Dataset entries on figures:
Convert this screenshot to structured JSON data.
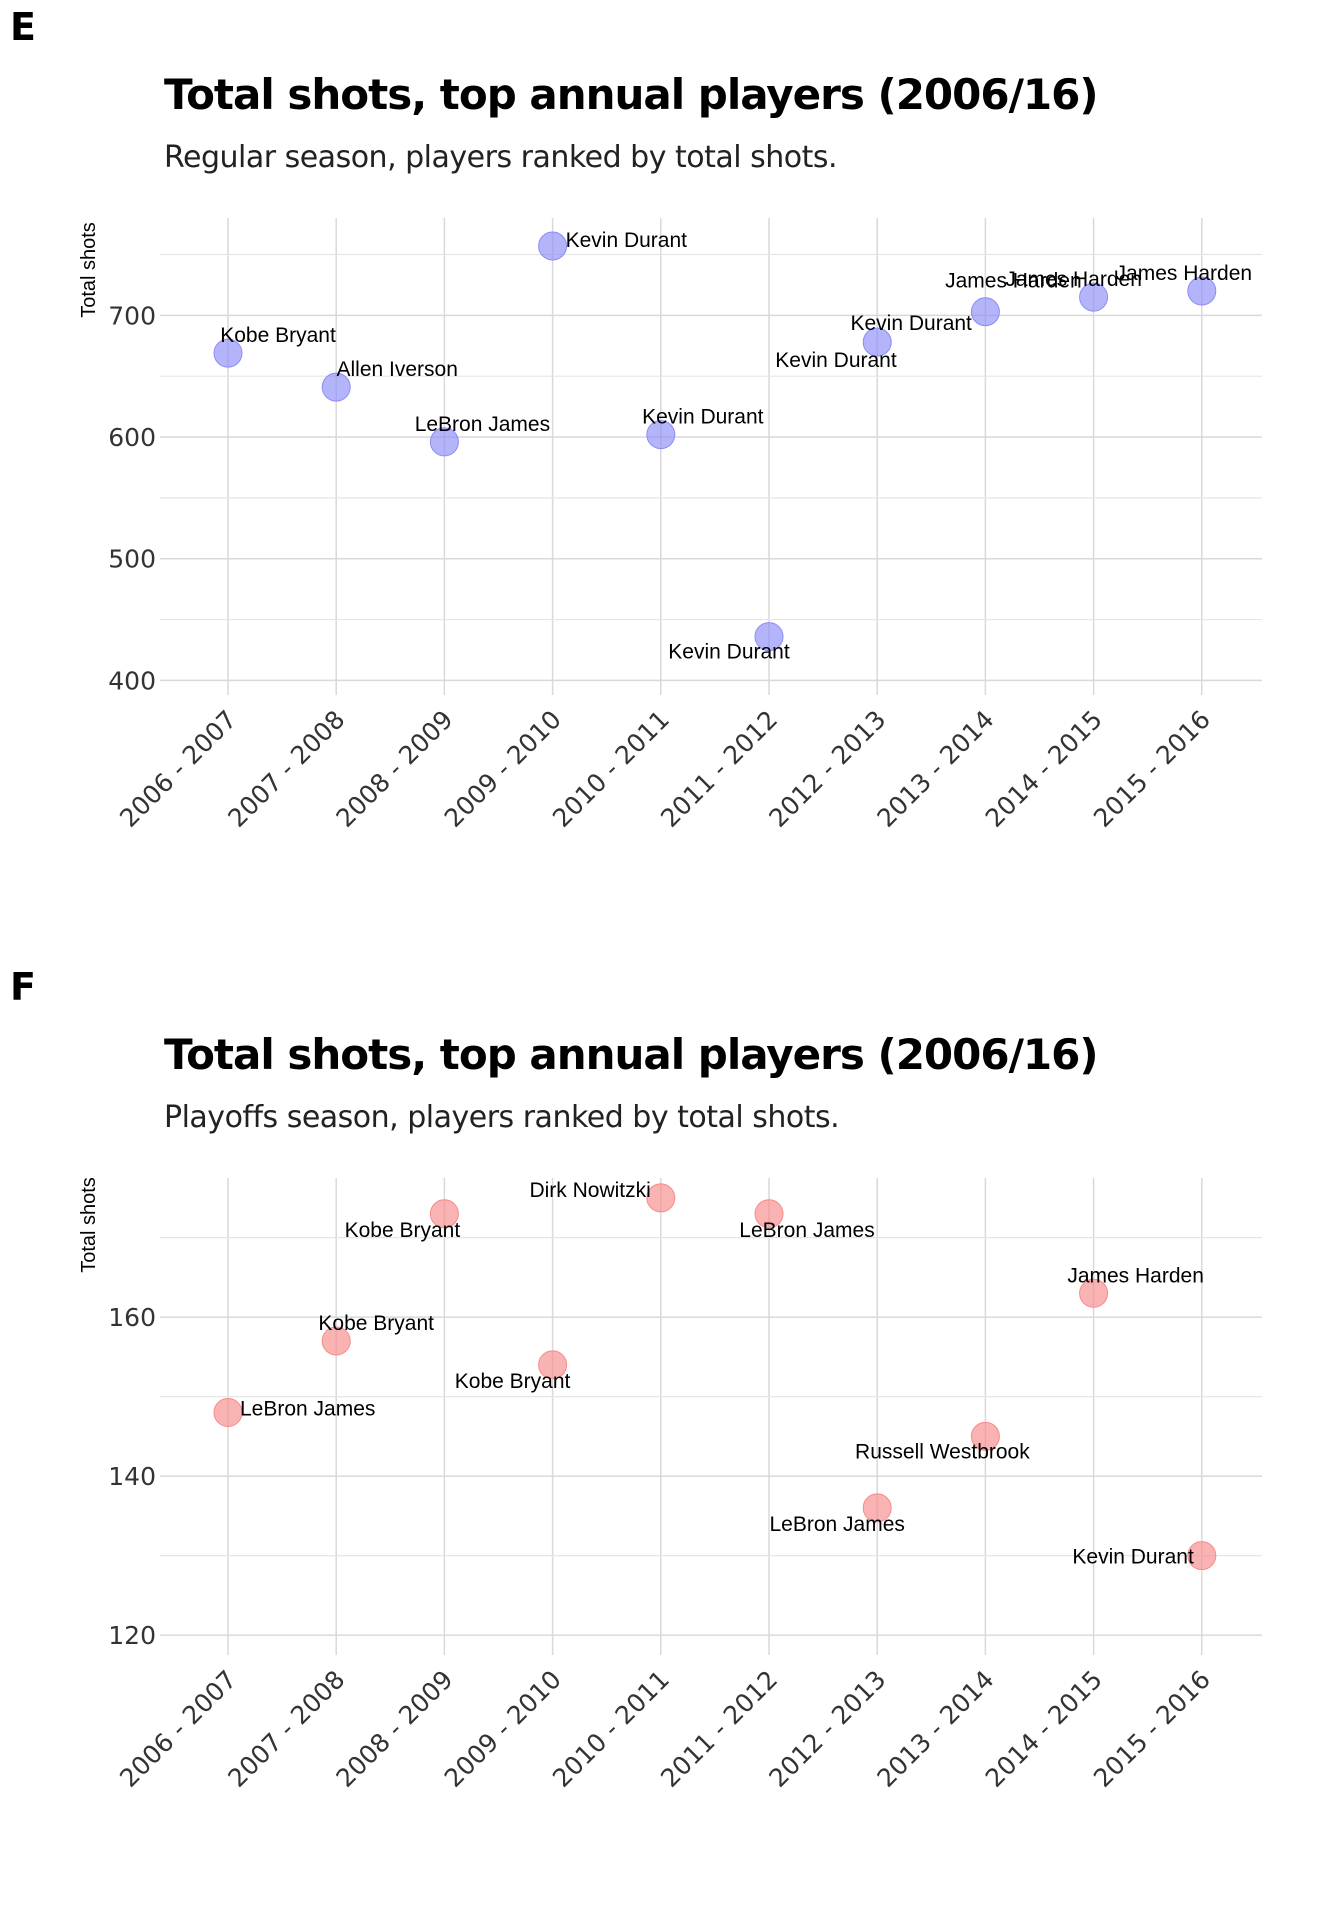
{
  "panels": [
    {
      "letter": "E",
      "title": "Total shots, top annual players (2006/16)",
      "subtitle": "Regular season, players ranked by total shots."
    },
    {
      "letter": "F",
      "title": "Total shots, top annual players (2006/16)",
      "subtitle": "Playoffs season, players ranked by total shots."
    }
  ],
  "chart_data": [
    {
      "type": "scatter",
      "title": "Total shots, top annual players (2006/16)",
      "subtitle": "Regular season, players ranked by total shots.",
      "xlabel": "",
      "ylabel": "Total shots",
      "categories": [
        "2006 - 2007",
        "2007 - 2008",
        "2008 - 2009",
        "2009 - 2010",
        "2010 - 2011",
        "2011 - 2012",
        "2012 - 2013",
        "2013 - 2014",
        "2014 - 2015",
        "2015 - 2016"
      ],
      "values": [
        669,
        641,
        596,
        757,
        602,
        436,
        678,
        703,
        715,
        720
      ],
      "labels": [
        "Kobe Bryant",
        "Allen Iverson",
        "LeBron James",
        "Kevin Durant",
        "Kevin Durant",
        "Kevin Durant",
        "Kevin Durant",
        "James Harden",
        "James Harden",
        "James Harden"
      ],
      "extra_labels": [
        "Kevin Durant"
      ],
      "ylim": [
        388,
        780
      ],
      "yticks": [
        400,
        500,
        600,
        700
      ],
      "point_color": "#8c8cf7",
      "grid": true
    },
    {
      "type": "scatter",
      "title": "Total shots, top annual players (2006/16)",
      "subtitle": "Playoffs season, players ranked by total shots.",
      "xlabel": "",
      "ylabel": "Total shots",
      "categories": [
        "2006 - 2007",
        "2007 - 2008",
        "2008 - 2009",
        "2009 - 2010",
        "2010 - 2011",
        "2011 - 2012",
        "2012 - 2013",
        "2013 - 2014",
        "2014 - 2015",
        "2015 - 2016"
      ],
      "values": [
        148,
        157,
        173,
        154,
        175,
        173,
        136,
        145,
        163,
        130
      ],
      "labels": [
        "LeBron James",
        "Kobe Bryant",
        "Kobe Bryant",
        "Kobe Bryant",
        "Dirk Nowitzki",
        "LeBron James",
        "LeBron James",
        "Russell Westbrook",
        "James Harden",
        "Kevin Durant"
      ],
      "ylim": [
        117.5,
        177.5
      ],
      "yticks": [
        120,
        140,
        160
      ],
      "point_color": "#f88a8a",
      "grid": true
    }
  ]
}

THE REQUEST >>
Output all of the records exactly as they appear above, but not the pictures.

EXPECTED OUTPUT >>
Convert this screenshot to structured JSON data.
{
  "panels": [
    {
      "letter": "E",
      "title": "Total shots, top annual players (2006/16)",
      "subtitle": "Regular season, players ranked by total shots."
    },
    {
      "letter": "F",
      "title": "Total shots, top annual players (2006/16)",
      "subtitle": "Playoffs season, players ranked by total shots."
    }
  ],
  "chart_data": [
    {
      "type": "scatter",
      "title": "Total shots, top annual players (2006/16)",
      "subtitle": "Regular season, players ranked by total shots.",
      "xlabel": "",
      "ylabel": "Total shots",
      "categories": [
        "2006 - 2007",
        "2007 - 2008",
        "2008 - 2009",
        "2009 - 2010",
        "2010 - 2011",
        "2011 - 2012",
        "2012 - 2013",
        "2013 - 2014",
        "2014 - 2015",
        "2015 - 2016"
      ],
      "values": [
        669,
        641,
        596,
        757,
        602,
        436,
        678,
        703,
        715,
        720
      ],
      "labels": [
        "Kobe Bryant",
        "Allen Iverson",
        "LeBron James",
        "Kevin Durant",
        "Kevin Durant",
        "Kevin Durant",
        "Kevin Durant",
        "James Harden",
        "James Harden",
        "James Harden"
      ],
      "extra_labels": [
        "Kevin Durant"
      ],
      "ylim": [
        388,
        780
      ],
      "yticks": [
        400,
        500,
        600,
        700
      ],
      "point_color": "#8c8cf7",
      "grid": true
    },
    {
      "type": "scatter",
      "title": "Total shots, top annual players (2006/16)",
      "subtitle": "Playoffs season, players ranked by total shots.",
      "xlabel": "",
      "ylabel": "Total shots",
      "categories": [
        "2006 - 2007",
        "2007 - 2008",
        "2008 - 2009",
        "2009 - 2010",
        "2010 - 2011",
        "2011 - 2012",
        "2012 - 2013",
        "2013 - 2014",
        "2014 - 2015",
        "2015 - 2016"
      ],
      "values": [
        148,
        157,
        173,
        154,
        175,
        173,
        136,
        145,
        163,
        130
      ],
      "labels": [
        "LeBron James",
        "Kobe Bryant",
        "Kobe Bryant",
        "Kobe Bryant",
        "Dirk Nowitzki",
        "LeBron James",
        "LeBron James",
        "Russell Westbrook",
        "James Harden",
        "Kevin Durant"
      ],
      "ylim": [
        117.5,
        177.5
      ],
      "yticks": [
        120,
        140,
        160
      ],
      "point_color": "#f88a8a",
      "grid": true
    }
  ]
}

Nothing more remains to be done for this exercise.